» **Your goal**: Out of the lines below, please list those that hold the string "content".

[Lines of data]
==================================================
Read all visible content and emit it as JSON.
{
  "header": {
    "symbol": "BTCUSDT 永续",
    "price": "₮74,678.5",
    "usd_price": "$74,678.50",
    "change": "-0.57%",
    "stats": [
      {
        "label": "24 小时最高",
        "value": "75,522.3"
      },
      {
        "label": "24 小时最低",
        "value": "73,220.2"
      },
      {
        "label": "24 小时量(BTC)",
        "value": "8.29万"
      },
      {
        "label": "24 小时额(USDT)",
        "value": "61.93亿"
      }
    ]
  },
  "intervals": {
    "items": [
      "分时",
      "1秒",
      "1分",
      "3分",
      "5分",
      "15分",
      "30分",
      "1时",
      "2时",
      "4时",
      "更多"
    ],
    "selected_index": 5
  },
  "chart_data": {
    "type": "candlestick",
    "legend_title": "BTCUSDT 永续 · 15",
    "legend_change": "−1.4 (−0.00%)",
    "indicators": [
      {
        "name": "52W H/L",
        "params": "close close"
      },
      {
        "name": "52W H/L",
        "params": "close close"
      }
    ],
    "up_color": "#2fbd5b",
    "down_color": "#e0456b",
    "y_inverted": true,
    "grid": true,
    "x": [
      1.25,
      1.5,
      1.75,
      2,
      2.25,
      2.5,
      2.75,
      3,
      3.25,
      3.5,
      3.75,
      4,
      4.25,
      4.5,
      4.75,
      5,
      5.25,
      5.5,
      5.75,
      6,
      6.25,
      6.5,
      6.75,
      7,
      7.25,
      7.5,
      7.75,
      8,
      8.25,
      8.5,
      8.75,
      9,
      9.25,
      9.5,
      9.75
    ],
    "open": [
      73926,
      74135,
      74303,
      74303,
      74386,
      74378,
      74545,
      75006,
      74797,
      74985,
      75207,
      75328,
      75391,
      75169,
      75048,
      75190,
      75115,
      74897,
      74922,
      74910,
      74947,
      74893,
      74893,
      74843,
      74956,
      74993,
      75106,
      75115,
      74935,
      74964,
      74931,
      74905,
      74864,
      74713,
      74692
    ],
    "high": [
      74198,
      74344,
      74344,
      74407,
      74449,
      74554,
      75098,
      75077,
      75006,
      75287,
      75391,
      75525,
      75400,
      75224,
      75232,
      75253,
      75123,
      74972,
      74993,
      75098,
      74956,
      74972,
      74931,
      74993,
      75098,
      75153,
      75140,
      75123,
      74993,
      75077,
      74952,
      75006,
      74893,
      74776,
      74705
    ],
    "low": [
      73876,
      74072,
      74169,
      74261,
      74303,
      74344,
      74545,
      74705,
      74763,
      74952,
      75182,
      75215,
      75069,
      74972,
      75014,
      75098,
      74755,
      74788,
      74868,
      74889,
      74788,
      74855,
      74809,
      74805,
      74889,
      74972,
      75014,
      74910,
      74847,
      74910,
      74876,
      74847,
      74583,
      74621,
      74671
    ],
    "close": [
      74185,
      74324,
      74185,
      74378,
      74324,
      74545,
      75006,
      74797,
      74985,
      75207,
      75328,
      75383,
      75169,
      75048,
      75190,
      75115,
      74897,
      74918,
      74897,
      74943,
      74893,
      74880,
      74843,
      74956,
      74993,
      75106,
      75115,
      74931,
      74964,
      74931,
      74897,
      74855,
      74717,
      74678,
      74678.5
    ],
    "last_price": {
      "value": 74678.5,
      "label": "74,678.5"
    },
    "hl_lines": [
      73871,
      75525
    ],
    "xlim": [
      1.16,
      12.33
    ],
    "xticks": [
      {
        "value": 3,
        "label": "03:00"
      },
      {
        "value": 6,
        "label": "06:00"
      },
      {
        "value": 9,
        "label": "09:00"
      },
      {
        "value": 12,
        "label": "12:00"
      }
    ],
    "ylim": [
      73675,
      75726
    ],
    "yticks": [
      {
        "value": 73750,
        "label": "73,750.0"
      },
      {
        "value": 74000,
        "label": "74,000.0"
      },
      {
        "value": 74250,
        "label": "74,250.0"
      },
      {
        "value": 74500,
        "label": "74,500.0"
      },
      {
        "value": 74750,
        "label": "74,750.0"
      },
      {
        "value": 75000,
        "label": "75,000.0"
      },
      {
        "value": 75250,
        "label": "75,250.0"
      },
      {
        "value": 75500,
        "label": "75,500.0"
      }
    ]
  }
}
==================================================
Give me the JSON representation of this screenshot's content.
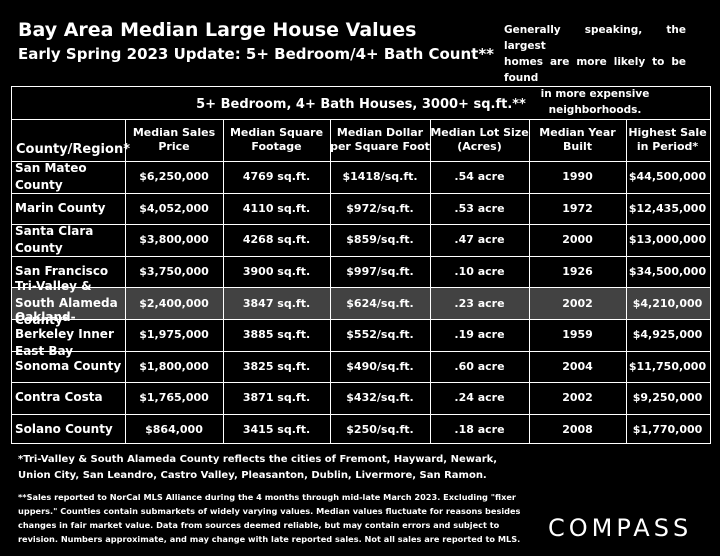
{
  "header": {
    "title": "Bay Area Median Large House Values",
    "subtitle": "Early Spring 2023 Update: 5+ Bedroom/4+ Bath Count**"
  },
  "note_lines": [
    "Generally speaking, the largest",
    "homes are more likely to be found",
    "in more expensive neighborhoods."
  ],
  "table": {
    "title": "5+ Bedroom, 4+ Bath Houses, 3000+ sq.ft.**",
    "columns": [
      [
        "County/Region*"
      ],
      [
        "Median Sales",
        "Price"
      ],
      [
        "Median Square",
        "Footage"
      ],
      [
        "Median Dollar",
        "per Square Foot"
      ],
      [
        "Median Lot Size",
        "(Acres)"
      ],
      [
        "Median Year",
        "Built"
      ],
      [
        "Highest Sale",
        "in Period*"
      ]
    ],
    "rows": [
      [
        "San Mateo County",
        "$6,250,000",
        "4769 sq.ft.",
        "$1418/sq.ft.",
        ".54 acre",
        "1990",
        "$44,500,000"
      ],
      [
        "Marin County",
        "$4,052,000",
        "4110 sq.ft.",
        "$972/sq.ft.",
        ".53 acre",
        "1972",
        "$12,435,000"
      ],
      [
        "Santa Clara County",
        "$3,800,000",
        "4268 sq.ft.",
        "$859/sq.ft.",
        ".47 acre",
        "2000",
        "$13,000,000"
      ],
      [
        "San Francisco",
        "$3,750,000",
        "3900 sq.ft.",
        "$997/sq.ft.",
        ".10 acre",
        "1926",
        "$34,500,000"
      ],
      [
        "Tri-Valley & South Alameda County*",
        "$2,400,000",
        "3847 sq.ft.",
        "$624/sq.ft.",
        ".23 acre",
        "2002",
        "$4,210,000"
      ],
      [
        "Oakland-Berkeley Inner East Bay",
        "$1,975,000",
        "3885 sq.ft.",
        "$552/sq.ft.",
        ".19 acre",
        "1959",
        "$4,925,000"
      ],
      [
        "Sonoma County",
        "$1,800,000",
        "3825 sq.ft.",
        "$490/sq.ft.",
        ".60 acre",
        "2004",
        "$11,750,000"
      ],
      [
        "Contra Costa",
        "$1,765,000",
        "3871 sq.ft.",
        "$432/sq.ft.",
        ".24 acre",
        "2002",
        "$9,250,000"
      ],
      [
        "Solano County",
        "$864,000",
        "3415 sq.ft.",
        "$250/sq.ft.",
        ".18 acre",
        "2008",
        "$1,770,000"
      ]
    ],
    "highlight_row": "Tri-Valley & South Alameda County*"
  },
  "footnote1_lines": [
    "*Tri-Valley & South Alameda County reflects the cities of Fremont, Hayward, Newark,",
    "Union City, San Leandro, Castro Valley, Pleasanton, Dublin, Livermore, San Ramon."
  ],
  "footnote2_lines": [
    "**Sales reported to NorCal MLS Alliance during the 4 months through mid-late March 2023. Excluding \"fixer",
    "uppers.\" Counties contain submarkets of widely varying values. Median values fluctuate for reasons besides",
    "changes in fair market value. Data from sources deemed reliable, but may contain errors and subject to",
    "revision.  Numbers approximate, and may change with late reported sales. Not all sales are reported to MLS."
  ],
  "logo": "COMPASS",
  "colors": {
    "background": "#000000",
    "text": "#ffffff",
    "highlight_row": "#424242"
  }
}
==================================================
» **Exercise result**:
Read all visible content and emit it as JSON.
Give me the JSON representation of this screenshot's content.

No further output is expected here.